▶ _Set exercise_: Go through the data below. Pull out every line that has the word "REGON".

++++++++

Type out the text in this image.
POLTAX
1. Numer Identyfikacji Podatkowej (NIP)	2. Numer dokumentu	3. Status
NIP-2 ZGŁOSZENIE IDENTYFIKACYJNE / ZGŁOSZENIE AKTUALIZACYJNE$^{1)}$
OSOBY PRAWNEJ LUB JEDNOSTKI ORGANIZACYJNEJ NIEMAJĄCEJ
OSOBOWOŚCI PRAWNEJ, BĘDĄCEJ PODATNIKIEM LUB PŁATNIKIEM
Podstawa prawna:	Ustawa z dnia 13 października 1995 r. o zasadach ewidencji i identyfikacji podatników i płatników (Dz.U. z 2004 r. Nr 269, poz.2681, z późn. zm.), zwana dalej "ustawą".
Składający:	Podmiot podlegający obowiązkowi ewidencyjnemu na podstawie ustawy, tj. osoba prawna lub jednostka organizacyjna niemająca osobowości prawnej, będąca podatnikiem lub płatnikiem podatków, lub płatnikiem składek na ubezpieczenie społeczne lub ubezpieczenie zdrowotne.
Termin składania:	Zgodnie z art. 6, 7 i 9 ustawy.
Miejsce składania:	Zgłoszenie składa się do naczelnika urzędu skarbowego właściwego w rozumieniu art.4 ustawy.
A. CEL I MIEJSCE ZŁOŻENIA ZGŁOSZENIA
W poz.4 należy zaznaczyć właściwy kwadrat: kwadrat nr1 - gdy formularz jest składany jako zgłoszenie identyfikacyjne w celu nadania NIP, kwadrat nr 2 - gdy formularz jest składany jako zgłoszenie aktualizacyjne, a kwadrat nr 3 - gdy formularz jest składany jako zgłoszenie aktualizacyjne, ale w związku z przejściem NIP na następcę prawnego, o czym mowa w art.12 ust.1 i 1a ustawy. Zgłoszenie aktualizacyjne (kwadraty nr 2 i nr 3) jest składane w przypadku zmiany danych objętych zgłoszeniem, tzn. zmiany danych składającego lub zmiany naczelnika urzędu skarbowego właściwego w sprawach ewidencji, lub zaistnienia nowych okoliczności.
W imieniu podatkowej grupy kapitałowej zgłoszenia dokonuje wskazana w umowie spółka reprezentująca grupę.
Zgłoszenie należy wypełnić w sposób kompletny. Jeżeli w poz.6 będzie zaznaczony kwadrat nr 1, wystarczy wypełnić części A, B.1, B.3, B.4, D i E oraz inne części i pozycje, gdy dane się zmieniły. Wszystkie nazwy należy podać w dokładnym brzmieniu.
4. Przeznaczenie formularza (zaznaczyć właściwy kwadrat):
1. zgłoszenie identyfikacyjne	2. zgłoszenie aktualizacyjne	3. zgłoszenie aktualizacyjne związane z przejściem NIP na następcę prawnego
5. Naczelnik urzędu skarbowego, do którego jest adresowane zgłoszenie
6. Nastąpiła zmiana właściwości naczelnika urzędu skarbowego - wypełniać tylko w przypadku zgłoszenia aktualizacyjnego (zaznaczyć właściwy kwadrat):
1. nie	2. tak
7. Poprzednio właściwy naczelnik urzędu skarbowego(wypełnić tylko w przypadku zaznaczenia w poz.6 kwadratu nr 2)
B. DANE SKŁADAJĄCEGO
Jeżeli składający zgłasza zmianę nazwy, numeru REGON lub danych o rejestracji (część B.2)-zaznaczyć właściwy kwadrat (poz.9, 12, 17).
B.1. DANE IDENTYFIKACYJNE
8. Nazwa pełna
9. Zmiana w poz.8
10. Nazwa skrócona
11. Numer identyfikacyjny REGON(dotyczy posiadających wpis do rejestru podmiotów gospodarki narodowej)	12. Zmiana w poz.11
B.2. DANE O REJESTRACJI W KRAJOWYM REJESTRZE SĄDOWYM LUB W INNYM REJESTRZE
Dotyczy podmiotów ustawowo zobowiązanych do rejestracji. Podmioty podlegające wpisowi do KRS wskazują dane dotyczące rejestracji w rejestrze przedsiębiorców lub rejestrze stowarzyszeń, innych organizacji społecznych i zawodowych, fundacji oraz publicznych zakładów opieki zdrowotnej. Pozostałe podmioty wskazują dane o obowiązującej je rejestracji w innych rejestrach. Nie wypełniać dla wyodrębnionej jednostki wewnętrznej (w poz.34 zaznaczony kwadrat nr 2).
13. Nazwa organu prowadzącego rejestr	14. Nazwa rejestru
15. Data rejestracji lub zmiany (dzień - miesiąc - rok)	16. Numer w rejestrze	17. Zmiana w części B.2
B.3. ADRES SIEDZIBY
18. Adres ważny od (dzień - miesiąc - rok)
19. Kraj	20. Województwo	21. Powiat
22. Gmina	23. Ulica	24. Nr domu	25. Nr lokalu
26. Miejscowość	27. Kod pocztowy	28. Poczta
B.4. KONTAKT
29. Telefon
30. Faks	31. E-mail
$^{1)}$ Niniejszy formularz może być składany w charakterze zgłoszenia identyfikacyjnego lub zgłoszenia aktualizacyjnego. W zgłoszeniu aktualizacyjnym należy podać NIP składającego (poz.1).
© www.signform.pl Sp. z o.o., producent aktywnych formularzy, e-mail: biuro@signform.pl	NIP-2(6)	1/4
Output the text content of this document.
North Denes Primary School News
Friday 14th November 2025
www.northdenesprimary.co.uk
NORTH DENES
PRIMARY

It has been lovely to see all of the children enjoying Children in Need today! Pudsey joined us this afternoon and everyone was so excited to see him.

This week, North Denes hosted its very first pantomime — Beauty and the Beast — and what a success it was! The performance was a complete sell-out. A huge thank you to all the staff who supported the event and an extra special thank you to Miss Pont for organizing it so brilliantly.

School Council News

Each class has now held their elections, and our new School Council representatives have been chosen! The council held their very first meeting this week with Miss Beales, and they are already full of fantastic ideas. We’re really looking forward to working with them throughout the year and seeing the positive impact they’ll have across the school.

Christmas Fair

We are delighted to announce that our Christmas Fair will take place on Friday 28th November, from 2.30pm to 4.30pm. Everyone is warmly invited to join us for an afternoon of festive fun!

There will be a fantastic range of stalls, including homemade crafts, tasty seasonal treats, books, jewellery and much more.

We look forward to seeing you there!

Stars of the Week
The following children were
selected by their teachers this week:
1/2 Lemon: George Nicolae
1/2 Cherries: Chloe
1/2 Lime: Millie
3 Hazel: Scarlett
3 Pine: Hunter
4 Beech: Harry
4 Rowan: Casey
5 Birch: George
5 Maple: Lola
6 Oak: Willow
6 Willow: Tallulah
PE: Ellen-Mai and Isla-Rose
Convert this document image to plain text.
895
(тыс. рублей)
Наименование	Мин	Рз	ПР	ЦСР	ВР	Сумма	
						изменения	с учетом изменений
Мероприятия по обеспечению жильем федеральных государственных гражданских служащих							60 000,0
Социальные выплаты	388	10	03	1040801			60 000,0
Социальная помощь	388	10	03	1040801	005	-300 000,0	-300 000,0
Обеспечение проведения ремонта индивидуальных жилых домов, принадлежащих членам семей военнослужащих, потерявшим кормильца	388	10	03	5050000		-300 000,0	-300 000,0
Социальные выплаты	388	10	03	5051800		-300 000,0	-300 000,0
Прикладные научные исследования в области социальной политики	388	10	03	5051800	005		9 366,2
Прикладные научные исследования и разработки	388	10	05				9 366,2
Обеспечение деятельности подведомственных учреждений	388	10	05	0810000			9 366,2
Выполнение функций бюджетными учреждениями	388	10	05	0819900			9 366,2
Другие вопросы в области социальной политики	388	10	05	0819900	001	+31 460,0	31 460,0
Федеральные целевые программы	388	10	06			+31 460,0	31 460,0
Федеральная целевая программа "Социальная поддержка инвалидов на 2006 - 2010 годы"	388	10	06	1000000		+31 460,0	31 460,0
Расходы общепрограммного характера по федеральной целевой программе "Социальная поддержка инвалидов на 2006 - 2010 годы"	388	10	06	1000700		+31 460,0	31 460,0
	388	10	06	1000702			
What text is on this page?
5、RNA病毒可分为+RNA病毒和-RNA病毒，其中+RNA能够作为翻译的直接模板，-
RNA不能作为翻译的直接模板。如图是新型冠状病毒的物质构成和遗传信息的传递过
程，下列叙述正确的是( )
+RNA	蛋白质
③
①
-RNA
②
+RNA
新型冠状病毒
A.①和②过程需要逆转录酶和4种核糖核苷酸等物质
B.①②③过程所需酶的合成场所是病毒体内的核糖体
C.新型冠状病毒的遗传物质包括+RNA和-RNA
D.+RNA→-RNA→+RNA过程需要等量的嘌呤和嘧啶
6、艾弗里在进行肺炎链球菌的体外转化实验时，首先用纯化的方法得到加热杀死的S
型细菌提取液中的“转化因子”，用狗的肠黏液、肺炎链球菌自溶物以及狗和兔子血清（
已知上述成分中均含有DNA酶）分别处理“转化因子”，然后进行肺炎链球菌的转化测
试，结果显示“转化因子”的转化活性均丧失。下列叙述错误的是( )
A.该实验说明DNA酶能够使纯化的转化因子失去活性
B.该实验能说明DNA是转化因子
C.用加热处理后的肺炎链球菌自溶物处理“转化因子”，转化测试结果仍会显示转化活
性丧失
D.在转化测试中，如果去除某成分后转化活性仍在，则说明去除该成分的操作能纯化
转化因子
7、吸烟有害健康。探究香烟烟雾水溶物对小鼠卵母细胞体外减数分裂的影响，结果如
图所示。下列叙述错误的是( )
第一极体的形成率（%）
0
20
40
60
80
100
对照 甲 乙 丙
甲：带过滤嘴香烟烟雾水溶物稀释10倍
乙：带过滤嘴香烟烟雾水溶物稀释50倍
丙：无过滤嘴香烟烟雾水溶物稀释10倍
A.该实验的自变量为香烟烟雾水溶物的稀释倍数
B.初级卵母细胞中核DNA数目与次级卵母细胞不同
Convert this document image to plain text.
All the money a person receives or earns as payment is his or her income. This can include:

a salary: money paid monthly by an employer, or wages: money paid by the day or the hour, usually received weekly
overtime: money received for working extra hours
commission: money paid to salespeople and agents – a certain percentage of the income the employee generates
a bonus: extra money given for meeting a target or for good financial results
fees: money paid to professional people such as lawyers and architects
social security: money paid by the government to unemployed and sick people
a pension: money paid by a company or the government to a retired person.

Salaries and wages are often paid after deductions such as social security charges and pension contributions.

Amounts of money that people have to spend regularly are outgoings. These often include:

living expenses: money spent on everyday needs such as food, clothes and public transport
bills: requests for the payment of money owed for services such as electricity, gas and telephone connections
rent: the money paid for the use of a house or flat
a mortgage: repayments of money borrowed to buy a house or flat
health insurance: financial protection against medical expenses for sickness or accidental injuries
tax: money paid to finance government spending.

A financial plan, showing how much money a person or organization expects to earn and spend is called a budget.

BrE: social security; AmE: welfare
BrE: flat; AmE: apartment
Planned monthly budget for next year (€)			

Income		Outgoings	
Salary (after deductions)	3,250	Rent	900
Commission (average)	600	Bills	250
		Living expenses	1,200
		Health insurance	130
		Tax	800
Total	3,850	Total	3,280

++++++++

▶ _Exercise result_:
Jeżeli składający zgłasza zmianę nazwy, numeru REGON lub danych o rejestracji (część B.2)-zaznaczyć właściwy kwadrat (poz.9, 12, 17).
11. Numer identyfikacyjny REGON(dotyczy posiadających wpis do rejestru podmiotów gospodarki narodowej)	12. Zmiana w poz.11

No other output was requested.